WHAT THIS TASK INVOLVES
Copy the lines holding the word "hrane", all of them.

DATA FOR THIS TASK
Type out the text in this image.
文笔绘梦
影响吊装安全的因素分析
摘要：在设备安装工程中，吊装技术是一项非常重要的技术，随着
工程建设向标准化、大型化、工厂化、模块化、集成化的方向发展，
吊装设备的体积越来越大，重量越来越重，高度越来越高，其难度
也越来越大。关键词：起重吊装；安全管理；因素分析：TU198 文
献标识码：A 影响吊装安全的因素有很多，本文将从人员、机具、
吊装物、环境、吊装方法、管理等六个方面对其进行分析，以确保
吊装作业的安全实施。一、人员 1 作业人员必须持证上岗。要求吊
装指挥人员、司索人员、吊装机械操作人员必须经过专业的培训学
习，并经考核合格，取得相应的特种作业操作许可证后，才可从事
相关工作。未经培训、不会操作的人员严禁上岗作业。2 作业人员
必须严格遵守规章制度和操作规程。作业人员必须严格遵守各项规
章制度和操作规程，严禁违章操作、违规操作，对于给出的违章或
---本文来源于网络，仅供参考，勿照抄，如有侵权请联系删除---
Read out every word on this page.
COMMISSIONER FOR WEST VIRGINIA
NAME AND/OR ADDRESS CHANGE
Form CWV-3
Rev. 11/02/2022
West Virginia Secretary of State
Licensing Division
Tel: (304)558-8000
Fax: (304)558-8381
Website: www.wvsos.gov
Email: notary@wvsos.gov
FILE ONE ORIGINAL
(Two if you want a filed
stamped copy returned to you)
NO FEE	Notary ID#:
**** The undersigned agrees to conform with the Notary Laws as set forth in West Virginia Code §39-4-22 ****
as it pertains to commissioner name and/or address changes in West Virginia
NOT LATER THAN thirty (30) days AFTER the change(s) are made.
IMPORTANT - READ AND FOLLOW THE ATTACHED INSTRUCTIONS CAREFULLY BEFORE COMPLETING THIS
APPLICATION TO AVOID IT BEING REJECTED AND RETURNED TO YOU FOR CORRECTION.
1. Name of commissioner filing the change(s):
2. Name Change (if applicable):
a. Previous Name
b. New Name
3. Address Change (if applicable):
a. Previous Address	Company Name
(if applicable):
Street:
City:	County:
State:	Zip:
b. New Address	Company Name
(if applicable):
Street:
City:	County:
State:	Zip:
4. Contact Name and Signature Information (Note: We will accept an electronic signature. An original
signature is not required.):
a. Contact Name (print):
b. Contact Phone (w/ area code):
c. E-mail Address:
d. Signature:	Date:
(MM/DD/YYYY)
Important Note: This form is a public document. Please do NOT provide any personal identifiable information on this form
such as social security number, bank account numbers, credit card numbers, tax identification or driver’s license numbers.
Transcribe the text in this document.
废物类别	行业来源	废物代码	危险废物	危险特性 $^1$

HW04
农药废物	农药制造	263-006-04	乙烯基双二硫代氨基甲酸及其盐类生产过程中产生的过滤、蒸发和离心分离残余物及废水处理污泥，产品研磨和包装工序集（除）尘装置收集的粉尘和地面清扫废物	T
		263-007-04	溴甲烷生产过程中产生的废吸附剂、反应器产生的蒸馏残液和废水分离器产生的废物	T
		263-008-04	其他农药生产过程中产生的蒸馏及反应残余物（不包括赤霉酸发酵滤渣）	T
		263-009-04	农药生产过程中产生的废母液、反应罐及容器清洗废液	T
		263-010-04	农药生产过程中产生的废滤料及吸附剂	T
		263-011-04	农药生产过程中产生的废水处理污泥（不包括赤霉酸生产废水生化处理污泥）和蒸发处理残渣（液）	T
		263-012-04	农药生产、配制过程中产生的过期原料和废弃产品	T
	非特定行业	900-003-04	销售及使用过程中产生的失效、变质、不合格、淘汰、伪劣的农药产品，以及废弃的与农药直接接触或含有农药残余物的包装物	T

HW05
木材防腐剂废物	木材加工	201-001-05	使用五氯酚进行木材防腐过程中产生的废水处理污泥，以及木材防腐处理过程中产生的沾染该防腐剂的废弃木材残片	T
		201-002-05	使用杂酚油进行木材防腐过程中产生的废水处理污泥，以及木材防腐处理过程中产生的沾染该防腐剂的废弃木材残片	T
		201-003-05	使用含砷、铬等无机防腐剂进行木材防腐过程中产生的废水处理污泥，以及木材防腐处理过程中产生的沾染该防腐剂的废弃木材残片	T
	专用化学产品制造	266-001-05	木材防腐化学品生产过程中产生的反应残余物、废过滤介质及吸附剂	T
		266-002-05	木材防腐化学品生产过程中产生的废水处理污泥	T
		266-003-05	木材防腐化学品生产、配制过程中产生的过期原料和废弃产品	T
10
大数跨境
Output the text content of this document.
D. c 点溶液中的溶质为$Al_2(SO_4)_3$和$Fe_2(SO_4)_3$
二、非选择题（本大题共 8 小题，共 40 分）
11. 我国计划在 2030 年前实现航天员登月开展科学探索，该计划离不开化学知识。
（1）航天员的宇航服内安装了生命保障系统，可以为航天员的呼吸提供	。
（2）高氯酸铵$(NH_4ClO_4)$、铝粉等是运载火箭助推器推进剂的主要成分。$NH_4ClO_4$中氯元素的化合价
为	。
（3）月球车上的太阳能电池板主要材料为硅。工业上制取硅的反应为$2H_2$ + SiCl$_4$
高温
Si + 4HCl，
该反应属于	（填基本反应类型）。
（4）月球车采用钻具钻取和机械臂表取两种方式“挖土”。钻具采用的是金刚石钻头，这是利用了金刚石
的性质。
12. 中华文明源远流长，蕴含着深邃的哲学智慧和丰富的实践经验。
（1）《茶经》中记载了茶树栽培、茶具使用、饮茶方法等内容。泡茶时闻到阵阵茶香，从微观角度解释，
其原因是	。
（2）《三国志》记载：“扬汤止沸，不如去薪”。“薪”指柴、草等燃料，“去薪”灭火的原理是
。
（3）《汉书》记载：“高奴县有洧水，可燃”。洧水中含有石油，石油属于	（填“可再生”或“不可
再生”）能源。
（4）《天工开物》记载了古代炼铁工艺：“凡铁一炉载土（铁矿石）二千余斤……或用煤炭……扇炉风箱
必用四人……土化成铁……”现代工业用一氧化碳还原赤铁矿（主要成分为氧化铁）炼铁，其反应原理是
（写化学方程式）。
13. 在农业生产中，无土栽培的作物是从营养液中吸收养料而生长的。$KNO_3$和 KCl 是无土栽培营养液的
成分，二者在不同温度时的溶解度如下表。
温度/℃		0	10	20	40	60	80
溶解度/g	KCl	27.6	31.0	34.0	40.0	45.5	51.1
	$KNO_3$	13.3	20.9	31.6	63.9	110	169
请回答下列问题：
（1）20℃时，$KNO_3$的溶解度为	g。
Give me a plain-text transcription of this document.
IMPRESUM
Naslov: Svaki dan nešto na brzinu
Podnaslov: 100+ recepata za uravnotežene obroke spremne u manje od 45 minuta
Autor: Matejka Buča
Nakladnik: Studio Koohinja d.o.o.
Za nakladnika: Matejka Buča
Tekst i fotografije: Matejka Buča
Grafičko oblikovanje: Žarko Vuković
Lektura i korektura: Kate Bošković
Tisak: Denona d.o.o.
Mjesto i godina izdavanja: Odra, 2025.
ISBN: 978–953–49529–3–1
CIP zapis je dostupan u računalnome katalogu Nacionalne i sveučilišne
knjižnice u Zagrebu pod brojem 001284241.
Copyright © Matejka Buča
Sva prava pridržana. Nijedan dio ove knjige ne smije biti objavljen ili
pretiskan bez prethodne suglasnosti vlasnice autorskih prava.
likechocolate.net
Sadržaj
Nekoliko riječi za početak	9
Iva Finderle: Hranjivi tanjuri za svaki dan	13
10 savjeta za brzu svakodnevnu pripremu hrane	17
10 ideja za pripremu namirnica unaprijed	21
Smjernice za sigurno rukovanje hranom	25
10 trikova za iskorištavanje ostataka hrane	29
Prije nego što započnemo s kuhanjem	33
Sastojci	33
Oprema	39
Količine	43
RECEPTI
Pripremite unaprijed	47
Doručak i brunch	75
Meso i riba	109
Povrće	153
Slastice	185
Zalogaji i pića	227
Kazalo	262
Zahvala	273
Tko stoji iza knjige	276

PROBLEM SOLUTION
10 savjeta za brzu svakodnevnu pripremu hrane	17
10 trikova za iskorištavanje ostataka hrane	29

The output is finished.